* _RECORDS FOR THE EXERCISE_
____________________
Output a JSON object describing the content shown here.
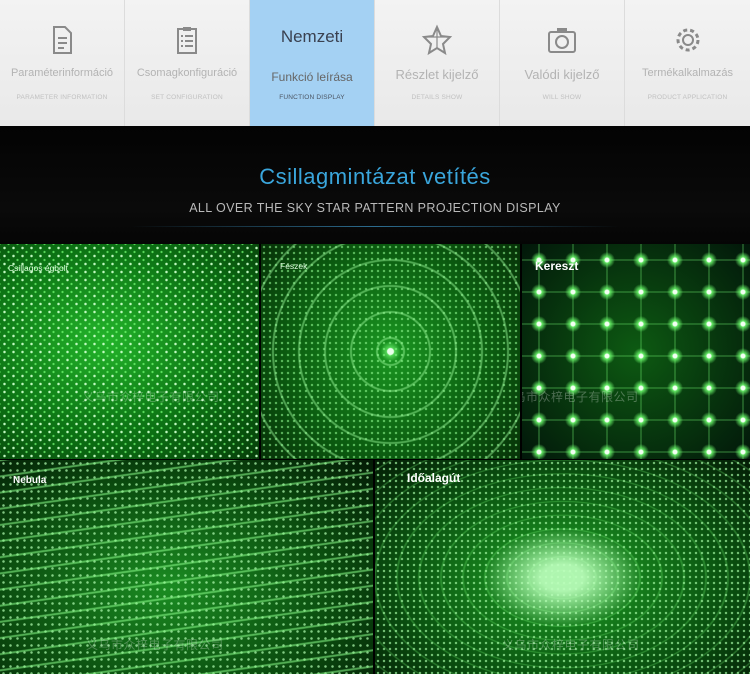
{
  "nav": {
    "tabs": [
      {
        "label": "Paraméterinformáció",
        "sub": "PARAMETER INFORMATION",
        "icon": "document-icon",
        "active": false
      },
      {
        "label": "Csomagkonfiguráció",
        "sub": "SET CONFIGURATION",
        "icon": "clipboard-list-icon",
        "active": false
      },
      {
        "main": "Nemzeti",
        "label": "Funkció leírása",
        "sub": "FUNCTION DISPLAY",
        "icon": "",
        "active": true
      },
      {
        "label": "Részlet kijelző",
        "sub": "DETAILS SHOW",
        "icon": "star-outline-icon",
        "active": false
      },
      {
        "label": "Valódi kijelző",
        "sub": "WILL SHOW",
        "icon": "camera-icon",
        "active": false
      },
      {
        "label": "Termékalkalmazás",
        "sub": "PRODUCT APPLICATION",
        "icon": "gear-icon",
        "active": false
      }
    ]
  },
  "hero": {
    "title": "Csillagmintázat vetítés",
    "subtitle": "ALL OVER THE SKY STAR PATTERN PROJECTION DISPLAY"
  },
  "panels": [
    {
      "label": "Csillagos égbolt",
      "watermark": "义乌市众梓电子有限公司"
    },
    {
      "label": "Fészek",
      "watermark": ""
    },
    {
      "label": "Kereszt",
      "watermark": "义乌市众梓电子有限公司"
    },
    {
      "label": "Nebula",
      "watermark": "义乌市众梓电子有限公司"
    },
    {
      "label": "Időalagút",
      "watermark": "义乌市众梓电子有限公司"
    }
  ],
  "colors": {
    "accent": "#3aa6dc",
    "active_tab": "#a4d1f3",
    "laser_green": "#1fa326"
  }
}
____________________
Copy every record above exactly, leaving out any pictures.

Output a JSON object describing the content shown here.
{
  "nav": {
    "tabs": [
      {
        "label": "Paraméterinformáció",
        "sub": "PARAMETER INFORMATION",
        "icon": "document-icon",
        "active": false
      },
      {
        "label": "Csomagkonfiguráció",
        "sub": "SET CONFIGURATION",
        "icon": "clipboard-list-icon",
        "active": false
      },
      {
        "main": "Nemzeti",
        "label": "Funkció leírása",
        "sub": "FUNCTION DISPLAY",
        "icon": "",
        "active": true
      },
      {
        "label": "Részlet kijelző",
        "sub": "DETAILS SHOW",
        "icon": "star-outline-icon",
        "active": false
      },
      {
        "label": "Valódi kijelző",
        "sub": "WILL SHOW",
        "icon": "camera-icon",
        "active": false
      },
      {
        "label": "Termékalkalmazás",
        "sub": "PRODUCT APPLICATION",
        "icon": "gear-icon",
        "active": false
      }
    ]
  },
  "hero": {
    "title": "Csillagmintázat vetítés",
    "subtitle": "ALL OVER THE SKY STAR PATTERN PROJECTION DISPLAY"
  },
  "panels": [
    {
      "label": "Csillagos égbolt",
      "watermark": "义乌市众梓电子有限公司"
    },
    {
      "label": "Fészek",
      "watermark": ""
    },
    {
      "label": "Kereszt",
      "watermark": "义乌市众梓电子有限公司"
    },
    {
      "label": "Nebula",
      "watermark": "义乌市众梓电子有限公司"
    },
    {
      "label": "Időalagút",
      "watermark": "义乌市众梓电子有限公司"
    }
  ],
  "colors": {
    "accent": "#3aa6dc",
    "active_tab": "#a4d1f3",
    "laser_green": "#1fa326"
  }
}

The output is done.